**Task prompt:** In the data, extract each line that holds the string "JSON".

**Provided entries:**
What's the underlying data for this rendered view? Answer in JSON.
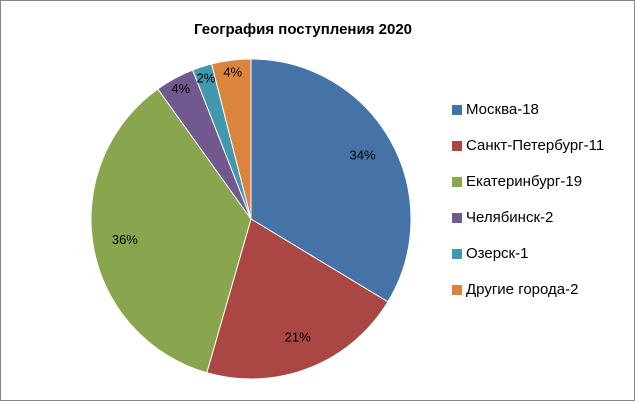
{
  "chart_data": {
    "type": "pie",
    "title": "География поступления 2020",
    "categories": [
      "Москва-18",
      "Санкт-Петербург-11",
      "Екатеринбург-19",
      "Челябинск-2",
      "Озерск-1",
      "Другие города-2"
    ],
    "values": [
      34,
      21,
      36,
      4,
      2,
      4
    ],
    "value_labels": [
      "34%",
      "21%",
      "36%",
      "4%",
      "2%",
      "4%"
    ],
    "colors": [
      "#4572a7",
      "#aa4643",
      "#89a54e",
      "#71588f",
      "#4198af",
      "#db843d"
    ],
    "legend": "right"
  }
}
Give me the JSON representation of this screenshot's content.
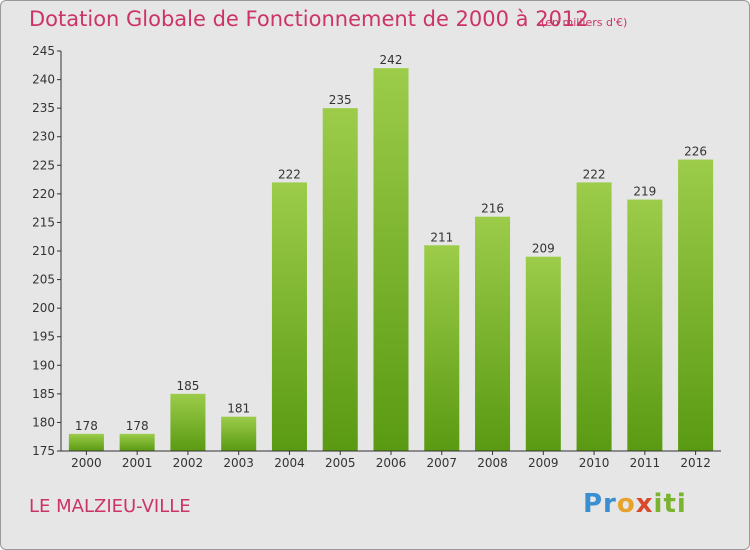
{
  "chart_data": {
    "type": "bar",
    "title": "Dotation Globale de Fonctionnement de 2000 à 2012",
    "subtitle": "(en milliers d'€)",
    "categories": [
      "2000",
      "2001",
      "2002",
      "2003",
      "2004",
      "2005",
      "2006",
      "2007",
      "2008",
      "2009",
      "2010",
      "2011",
      "2012"
    ],
    "values": [
      178,
      178,
      185,
      181,
      222,
      235,
      242,
      211,
      216,
      209,
      222,
      219,
      226
    ],
    "ylim": [
      175,
      245
    ],
    "yticks": [
      175,
      180,
      185,
      190,
      195,
      200,
      205,
      210,
      215,
      220,
      225,
      230,
      235,
      240,
      245
    ],
    "grid": false,
    "colors": {
      "bar_top": "#9ccc4a",
      "bar_bottom": "#5a9a12",
      "axis": "#333333",
      "text": "#333333"
    }
  },
  "footer": {
    "commune": "LE MALZIEU-VILLE",
    "logo": "Proxiti"
  }
}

**Finished task:**
What's the underlying data for this rendered view? Answer in JSON.
Give me the JSON representation of this screenshot's content.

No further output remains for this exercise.